───── DATA SUPPLIED

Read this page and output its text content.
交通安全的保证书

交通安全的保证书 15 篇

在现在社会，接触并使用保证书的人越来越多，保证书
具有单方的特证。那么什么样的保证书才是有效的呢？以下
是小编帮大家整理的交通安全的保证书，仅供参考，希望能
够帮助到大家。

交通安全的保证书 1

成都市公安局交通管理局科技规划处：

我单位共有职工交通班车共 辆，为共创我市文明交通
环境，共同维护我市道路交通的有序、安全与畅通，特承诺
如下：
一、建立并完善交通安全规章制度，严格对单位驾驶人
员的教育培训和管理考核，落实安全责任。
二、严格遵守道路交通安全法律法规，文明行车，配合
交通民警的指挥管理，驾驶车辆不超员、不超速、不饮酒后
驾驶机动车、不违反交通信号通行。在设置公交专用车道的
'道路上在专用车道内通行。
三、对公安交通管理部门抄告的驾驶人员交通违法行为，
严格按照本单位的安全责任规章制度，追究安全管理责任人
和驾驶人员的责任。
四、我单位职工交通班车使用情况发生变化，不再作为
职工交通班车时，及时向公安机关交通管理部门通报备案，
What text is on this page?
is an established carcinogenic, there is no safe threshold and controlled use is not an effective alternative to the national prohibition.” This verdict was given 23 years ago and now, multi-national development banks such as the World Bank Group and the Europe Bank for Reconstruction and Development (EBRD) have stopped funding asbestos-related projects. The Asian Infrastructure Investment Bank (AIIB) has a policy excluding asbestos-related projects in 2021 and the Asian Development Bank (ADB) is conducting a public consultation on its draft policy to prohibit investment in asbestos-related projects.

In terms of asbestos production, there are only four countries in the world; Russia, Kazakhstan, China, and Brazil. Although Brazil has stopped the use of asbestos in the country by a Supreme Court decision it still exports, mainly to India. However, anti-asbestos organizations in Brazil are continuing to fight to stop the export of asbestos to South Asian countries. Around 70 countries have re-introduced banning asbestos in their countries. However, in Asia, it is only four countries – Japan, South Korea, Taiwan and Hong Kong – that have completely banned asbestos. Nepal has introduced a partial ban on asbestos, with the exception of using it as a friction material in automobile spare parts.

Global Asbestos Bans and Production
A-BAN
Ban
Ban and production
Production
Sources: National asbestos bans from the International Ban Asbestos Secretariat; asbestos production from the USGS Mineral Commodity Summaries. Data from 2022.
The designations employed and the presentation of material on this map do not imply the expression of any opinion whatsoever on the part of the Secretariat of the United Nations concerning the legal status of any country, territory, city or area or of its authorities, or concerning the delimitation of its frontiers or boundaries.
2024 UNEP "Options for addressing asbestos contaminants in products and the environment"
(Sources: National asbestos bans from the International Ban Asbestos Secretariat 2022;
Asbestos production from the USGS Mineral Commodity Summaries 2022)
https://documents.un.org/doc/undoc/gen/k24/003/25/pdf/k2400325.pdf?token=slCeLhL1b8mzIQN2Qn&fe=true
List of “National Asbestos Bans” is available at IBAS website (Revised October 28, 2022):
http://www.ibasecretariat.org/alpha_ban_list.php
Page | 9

──────────

Make a copy of each line that contains the string "Mineral".

Sources: National asbestos bans from the International Ban Asbestos Secretariat; asbestos production from the USGS Mineral Commodity Summaries. Data from 2022.
Asbestos production from the USGS Mineral Commodity Summaries 2022)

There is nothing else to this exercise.